(Items listed in a dataset)
__________________________________________________

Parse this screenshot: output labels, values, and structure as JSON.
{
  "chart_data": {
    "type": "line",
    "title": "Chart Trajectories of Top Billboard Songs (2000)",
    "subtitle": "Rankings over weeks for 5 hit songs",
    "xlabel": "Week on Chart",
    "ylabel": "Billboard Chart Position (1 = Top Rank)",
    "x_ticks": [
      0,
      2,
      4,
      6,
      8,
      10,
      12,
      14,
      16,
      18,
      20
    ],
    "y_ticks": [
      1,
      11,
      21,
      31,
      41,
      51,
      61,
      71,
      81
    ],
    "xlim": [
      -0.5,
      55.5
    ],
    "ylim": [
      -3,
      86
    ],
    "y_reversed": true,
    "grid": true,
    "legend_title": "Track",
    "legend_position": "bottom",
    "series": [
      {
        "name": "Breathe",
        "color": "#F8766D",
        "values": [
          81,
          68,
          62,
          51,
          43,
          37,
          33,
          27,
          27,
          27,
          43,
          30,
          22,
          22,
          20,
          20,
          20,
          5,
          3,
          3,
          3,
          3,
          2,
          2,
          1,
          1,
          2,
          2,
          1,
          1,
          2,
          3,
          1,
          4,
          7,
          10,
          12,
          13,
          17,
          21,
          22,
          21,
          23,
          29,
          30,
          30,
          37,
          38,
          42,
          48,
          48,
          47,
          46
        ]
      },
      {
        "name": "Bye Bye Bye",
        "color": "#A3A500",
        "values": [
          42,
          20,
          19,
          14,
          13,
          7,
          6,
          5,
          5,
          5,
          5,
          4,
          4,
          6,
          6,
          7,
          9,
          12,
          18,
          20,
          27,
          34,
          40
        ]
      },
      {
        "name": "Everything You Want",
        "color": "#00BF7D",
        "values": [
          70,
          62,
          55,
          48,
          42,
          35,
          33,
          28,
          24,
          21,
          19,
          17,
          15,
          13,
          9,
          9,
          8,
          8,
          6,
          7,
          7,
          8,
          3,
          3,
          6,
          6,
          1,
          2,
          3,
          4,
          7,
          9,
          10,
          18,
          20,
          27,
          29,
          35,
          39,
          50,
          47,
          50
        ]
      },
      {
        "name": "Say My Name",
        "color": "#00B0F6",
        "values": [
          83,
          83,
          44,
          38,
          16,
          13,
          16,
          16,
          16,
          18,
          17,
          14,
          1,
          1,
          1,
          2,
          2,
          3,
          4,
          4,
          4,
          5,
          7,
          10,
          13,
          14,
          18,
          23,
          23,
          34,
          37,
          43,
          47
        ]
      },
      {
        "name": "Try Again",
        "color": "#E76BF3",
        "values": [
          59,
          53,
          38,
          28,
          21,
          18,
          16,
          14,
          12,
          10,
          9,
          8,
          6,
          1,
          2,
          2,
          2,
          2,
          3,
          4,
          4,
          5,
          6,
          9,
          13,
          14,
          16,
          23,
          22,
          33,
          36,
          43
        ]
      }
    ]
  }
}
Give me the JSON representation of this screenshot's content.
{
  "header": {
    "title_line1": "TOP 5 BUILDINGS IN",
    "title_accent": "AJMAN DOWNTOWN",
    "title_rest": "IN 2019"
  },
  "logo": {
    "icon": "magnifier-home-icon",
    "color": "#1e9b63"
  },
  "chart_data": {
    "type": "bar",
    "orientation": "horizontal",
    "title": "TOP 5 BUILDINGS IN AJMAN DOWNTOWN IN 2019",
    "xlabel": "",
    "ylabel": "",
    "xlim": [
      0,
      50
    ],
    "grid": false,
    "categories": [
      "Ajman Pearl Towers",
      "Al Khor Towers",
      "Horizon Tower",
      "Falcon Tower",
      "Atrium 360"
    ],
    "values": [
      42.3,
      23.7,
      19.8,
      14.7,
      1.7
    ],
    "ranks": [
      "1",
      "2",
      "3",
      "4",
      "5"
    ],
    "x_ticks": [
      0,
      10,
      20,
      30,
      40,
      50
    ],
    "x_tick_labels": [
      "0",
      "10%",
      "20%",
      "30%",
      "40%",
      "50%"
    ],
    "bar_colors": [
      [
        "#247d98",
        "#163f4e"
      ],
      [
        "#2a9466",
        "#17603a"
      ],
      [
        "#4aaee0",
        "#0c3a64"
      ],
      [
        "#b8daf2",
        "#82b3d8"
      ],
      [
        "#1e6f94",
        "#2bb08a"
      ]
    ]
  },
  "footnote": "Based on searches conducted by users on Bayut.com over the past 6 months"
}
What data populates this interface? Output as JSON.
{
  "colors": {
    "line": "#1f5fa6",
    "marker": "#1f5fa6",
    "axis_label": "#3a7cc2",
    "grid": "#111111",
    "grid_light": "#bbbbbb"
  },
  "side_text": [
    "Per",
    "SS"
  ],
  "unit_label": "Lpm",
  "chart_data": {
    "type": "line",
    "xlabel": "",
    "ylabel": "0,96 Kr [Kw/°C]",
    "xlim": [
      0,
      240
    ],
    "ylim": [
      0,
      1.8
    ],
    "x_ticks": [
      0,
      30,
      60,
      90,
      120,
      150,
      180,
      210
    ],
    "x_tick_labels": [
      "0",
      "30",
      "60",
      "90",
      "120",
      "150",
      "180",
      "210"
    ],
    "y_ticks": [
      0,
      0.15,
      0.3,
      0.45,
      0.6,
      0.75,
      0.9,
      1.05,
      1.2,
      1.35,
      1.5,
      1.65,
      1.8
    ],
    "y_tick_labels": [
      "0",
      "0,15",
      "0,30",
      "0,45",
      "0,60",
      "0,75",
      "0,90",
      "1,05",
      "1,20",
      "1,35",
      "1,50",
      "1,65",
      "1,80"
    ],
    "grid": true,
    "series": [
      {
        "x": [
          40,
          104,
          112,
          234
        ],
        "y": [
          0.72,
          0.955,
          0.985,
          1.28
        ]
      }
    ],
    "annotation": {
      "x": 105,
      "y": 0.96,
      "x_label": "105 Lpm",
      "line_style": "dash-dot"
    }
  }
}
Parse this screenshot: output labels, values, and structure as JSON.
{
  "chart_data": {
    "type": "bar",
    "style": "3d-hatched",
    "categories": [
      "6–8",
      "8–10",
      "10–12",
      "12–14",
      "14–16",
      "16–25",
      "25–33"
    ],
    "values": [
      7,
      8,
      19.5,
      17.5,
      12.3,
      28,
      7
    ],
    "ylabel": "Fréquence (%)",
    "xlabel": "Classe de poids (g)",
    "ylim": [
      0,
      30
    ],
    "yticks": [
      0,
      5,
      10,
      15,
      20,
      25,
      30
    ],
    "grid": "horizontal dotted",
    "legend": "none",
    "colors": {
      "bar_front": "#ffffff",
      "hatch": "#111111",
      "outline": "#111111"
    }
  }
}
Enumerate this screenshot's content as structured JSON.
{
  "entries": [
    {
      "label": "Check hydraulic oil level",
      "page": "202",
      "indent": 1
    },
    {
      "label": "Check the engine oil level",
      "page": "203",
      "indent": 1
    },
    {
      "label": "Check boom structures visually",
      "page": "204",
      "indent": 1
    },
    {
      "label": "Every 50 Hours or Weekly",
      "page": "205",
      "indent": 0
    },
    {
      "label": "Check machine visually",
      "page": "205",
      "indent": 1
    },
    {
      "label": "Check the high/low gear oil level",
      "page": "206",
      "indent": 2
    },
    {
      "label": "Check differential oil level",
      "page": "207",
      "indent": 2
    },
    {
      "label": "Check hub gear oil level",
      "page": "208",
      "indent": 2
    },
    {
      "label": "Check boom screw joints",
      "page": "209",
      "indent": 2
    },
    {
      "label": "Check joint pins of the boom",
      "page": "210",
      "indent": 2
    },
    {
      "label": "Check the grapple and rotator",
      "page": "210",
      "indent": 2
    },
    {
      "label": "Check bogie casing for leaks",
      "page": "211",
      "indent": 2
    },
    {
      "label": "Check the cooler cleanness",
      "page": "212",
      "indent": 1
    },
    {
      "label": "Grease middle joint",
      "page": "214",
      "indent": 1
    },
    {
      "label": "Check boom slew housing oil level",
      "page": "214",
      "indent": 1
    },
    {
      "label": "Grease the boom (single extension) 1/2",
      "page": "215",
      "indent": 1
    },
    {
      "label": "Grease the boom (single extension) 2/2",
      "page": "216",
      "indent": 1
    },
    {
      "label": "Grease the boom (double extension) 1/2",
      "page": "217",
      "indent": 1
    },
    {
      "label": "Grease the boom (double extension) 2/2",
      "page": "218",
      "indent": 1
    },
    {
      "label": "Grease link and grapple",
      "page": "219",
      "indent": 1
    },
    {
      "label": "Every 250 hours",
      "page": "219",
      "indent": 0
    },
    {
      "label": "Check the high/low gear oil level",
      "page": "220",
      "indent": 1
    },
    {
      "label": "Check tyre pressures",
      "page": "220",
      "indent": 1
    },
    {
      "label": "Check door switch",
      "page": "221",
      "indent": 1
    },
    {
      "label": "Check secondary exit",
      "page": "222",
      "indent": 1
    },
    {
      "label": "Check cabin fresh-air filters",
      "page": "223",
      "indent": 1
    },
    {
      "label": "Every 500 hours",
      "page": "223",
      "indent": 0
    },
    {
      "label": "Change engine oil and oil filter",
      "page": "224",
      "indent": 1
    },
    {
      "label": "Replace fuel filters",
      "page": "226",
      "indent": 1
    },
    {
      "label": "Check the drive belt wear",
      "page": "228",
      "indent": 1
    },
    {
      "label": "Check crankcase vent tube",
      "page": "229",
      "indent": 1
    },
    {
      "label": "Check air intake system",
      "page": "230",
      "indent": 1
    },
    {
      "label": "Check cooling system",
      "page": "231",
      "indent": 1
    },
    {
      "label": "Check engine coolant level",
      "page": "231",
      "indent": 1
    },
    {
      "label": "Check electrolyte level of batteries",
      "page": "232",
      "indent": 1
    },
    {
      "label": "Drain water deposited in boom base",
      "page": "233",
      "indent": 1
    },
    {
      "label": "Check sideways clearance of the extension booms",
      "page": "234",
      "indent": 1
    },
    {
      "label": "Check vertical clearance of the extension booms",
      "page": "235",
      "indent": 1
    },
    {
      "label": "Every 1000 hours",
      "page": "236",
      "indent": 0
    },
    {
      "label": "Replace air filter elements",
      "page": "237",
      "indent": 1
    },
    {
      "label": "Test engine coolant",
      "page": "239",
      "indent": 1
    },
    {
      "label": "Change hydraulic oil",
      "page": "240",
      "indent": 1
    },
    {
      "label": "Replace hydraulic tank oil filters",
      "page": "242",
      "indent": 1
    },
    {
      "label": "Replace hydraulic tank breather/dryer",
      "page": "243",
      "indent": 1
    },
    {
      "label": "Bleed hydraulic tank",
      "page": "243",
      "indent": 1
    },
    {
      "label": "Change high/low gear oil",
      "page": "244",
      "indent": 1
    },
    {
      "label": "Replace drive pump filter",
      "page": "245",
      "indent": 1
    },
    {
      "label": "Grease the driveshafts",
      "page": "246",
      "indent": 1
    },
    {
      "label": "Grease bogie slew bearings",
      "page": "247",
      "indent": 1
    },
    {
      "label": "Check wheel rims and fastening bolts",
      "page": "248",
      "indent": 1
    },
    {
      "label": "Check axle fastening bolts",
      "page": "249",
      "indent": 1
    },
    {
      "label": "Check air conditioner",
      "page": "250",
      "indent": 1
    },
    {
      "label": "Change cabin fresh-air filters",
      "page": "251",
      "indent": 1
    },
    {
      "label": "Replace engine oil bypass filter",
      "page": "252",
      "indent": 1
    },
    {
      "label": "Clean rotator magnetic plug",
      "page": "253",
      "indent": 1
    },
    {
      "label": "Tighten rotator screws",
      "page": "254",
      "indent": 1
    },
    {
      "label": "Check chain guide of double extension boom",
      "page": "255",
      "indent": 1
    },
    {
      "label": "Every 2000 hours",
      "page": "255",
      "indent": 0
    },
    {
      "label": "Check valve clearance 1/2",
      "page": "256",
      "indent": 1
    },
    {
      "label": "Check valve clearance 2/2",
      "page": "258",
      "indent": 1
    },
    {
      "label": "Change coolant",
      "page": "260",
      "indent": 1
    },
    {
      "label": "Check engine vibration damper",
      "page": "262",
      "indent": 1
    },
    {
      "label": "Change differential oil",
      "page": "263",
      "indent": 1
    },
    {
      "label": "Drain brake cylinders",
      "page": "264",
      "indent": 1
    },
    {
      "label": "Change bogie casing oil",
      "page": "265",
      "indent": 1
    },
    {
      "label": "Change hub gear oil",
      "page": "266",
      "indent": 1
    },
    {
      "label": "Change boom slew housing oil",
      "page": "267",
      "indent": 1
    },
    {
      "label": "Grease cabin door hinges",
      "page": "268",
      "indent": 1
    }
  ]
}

__________________________________________________

How many of the listing's lines contain "fastening"? Respond with a single number and nothing else.

2